Text extract:
KL25Z Interrupt Problem, interrupt's stop working
I have this code which interrupts twice when operating the switches then the interrupt stops working. Not sure what I'm doing wrong. This is only a test program that I put together for another issue I have using an interrupt. What I actually want to do is have a switch interrupt my program at any time to call a menu function and this is where I hit this issue. I assumed by using a NULL the interrupt would be stopped and I could re-enable it again. I also noticed that no other interrupts on different pins would work after. I'm thinking it's due to the while(1) loops but not sure.
I may have to approach this in another way perhaps using Timeout.
I have not tried this on the LPC1768, but I' sure I'm doing this wrong.
If anyone can help.
Many thanks
KL25Z interrupt test
#include "mbed.h"
DigitalIn switch1(PTA1);
DigitalIn switch2(PTE30);
InterruptIn switch3(PTA2);
DigitalOut red(LED1);
DigitalOut green(LED2);
DigitalOut blue(LED3);
void menu();
void test1();
void test2();
void test3();
int main()
{
red=1;green=1;blue=1; // switch off led's
switch3.fall(menu);
menu();
}
void menu()
{
switch3.fall(NULL); // dissable IRQ
wait(1);
while(1){ // wait until switch pressed
if (switch1==0) {test1();}
if (switch2==0) {test2();}
if (switch3==0) {test3();}
wait(.1);
}
}
void test1()
{
switch3.fall(menu); // enable IRQ
while(1){
red=!red;
wait(.2);
}
}
void test2()
{
switch3.fall(menu); // enable IRQ
while(1){
green=!green;
wait(.2);
}
}
void test3()
{
switch3.fall(menu); // enable IRQ
while(1){
blue=!blue;
wait(.2);
}
}
Thanks guys, I have changed the code to use the interrupt to set a flag that allows the while() loops to break. I don't think I can make my ISR code much smaller :) This works, but I will look at using Timeout to look if switch3 is pressed, may be a better way to do this.
Interrupt test 2 working
#include "mbed.h"

Annotated region listings:
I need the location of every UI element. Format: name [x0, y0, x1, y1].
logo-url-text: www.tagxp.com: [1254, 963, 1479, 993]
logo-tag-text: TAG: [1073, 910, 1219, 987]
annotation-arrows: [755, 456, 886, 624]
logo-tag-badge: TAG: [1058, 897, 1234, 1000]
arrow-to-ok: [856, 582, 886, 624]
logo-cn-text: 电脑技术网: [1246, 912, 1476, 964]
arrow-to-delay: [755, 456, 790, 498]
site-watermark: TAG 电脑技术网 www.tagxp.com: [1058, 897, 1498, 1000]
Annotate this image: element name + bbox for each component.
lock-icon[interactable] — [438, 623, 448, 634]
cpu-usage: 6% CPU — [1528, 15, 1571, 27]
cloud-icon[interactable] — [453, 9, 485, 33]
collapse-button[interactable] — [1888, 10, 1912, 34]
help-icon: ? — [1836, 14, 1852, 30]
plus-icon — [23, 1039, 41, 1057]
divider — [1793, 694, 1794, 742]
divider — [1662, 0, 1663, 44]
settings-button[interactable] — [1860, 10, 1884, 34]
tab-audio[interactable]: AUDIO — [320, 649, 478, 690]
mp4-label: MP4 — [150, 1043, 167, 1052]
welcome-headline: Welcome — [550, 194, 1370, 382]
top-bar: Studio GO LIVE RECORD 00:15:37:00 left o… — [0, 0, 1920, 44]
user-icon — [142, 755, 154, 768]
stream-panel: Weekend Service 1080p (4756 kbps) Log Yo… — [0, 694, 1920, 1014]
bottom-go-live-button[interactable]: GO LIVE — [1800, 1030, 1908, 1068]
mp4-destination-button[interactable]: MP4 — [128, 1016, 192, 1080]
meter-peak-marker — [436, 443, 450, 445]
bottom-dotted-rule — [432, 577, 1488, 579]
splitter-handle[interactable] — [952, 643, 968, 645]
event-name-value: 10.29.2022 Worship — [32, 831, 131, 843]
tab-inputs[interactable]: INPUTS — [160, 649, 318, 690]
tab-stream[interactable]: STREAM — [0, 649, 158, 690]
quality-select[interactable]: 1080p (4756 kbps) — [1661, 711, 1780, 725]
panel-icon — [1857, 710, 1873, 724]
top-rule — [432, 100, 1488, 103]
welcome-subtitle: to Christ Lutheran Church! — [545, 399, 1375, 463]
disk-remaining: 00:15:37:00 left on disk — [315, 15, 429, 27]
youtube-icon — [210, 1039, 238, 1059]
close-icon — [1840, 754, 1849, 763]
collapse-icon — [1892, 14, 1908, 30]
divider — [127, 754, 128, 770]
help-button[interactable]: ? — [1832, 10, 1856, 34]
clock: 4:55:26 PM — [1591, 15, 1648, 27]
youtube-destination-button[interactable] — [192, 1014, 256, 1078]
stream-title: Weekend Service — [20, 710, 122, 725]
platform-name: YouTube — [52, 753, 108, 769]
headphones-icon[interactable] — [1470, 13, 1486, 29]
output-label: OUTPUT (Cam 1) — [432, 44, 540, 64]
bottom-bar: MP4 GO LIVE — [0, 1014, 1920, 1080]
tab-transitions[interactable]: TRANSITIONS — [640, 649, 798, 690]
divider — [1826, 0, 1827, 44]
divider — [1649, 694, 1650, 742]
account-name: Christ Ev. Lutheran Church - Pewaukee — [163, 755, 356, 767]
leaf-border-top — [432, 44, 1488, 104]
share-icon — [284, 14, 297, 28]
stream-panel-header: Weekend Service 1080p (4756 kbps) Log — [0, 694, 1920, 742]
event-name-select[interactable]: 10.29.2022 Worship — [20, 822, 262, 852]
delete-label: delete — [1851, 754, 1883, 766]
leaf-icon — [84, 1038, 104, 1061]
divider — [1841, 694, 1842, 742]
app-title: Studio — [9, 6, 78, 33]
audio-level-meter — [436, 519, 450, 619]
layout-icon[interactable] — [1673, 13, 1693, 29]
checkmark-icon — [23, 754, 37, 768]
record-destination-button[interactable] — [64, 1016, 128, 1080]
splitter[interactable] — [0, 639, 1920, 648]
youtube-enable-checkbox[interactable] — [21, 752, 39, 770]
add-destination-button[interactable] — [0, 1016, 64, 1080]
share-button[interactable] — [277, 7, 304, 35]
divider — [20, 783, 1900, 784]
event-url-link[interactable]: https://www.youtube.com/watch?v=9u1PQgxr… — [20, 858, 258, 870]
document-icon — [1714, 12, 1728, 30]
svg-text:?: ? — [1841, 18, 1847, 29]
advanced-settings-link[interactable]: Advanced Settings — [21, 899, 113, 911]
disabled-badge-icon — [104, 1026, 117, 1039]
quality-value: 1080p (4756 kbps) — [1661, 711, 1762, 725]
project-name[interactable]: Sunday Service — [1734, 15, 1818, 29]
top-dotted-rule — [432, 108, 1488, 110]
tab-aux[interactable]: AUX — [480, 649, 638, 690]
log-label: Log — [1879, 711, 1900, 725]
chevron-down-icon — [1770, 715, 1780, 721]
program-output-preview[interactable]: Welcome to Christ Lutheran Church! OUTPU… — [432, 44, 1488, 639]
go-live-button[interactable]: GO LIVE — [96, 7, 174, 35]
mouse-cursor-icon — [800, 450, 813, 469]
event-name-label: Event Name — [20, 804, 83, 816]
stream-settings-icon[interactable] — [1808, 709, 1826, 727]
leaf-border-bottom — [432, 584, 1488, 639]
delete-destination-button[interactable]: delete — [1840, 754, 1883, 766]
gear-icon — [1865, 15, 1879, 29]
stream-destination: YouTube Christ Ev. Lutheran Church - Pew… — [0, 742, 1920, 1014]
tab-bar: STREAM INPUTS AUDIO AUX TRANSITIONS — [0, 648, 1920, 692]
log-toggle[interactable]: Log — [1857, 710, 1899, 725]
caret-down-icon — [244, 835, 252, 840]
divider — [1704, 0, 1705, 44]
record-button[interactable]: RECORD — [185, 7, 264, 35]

Instructions:
**a)** Please translate this sentence from the KL25Z interrupt thread into Spanish: "I also noticed that no other interrupts on different pins would work after."
**b)** Summarize the KL25Z interrupt thread in two sentences.
**c)** In the KL25Z interrupt thread, what did the poster assume would happen by using NULL?

Answers for the exercise:
**a)** También noté que después ya no funcionaba ninguna otra interrupción en pines distintos.

**b)** The poster's KL25Z test program interrupts twice when the switches are operated and then the interrupt stops working, with interrupts on other pins also failing afterward, and the poster suspects the while(1) loops. In a later post, the poster reports that changing the code so the interrupt sets a flag that lets the while() loops break makes it work, though using Timeout to check whether switch3 is pressed may be a better approach.

**c)** The interrupt would be stopped and could then be re-enabled again.